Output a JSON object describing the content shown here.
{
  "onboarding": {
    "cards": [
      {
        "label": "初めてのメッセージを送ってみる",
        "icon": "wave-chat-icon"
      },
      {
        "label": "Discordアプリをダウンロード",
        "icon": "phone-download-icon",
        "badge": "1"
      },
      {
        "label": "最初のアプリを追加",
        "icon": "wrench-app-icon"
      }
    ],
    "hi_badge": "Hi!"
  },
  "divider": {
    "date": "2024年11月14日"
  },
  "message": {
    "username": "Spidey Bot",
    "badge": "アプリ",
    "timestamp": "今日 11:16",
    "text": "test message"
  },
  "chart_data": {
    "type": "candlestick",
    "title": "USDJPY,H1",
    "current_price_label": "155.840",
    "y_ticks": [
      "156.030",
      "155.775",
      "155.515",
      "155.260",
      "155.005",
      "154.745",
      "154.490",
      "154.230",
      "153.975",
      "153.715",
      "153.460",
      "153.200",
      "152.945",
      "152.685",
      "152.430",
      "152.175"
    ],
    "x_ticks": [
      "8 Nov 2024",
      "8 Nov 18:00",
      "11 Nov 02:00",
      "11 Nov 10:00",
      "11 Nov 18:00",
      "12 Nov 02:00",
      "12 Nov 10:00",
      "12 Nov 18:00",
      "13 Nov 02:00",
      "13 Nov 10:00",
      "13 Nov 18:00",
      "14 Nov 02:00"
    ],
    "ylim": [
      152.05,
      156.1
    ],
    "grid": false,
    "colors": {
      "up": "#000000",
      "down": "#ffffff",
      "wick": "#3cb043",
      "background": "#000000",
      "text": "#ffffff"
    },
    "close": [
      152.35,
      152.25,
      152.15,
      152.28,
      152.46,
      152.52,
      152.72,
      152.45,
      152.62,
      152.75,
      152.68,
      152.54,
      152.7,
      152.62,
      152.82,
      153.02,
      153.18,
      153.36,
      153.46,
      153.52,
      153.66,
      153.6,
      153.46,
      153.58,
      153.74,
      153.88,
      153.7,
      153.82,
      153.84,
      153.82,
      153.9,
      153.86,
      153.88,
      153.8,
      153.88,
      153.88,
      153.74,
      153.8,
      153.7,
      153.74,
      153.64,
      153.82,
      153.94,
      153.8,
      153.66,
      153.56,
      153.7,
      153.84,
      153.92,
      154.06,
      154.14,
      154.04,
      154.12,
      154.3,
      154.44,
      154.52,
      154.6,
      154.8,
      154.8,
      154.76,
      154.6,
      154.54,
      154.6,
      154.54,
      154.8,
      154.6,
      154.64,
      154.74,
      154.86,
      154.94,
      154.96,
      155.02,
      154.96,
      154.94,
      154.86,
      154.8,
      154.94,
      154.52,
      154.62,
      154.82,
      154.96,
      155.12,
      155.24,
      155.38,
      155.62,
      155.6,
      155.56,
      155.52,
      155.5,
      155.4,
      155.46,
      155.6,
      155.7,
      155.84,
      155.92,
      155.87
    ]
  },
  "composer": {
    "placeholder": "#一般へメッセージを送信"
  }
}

════════════════════

*What to work on*
Each entry above needs to be retyped exactly.

*Reply*
Output a JSON object describing the content shown here.
{
  "onboarding": {
    "cards": [
      {
        "label": "初めてのメッセージを送ってみる",
        "icon": "wave-chat-icon"
      },
      {
        "label": "Discordアプリをダウンロード",
        "icon": "phone-download-icon",
        "badge": "1"
      },
      {
        "label": "最初のアプリを追加",
        "icon": "wrench-app-icon"
      }
    ],
    "hi_badge": "Hi!"
  },
  "divider": {
    "date": "2024年11月14日"
  },
  "message": {
    "username": "Spidey Bot",
    "badge": "アプリ",
    "timestamp": "今日 11:16",
    "text": "test message"
  },
  "chart_data": {
    "type": "candlestick",
    "title": "USDJPY,H1",
    "current_price_label": "155.840",
    "y_ticks": [
      "156.030",
      "155.775",
      "155.515",
      "155.260",
      "155.005",
      "154.745",
      "154.490",
      "154.230",
      "153.975",
      "153.715",
      "153.460",
      "153.200",
      "152.945",
      "152.685",
      "152.430",
      "152.175"
    ],
    "x_ticks": [
      "8 Nov 2024",
      "8 Nov 18:00",
      "11 Nov 02:00",
      "11 Nov 10:00",
      "11 Nov 18:00",
      "12 Nov 02:00",
      "12 Nov 10:00",
      "12 Nov 18:00",
      "13 Nov 02:00",
      "13 Nov 10:00",
      "13 Nov 18:00",
      "14 Nov 02:00"
    ],
    "ylim": [
      152.05,
      156.1
    ],
    "grid": false,
    "colors": {
      "up": "#000000",
      "down": "#ffffff",
      "wick": "#3cb043",
      "background": "#000000",
      "text": "#ffffff"
    },
    "close": [
      152.35,
      152.25,
      152.15,
      152.28,
      152.46,
      152.52,
      152.72,
      152.45,
      152.62,
      152.75,
      152.68,
      152.54,
      152.7,
      152.62,
      152.82,
      153.02,
      153.18,
      153.36,
      153.46,
      153.52,
      153.66,
      153.6,
      153.46,
      153.58,
      153.74,
      153.88,
      153.7,
      153.82,
      153.84,
      153.82,
      153.9,
      153.86,
      153.88,
      153.8,
      153.88,
      153.88,
      153.74,
      153.8,
      153.7,
      153.74,
      153.64,
      153.82,
      153.94,
      153.8,
      153.66,
      153.56,
      153.7,
      153.84,
      153.92,
      154.06,
      154.14,
      154.04,
      154.12,
      154.3,
      154.44,
      154.52,
      154.6,
      154.8,
      154.8,
      154.76,
      154.6,
      154.54,
      154.6,
      154.54,
      154.8,
      154.6,
      154.64,
      154.74,
      154.86,
      154.94,
      154.96,
      155.02,
      154.96,
      154.94,
      154.86,
      154.8,
      154.94,
      154.52,
      154.62,
      154.82,
      154.96,
      155.12,
      155.24,
      155.38,
      155.62,
      155.6,
      155.56,
      155.52,
      155.5,
      155.4,
      155.46,
      155.6,
      155.7,
      155.84,
      155.92,
      155.87
    ]
  },
  "composer": {
    "placeholder": "#一般へメッセージを送信"
  }
}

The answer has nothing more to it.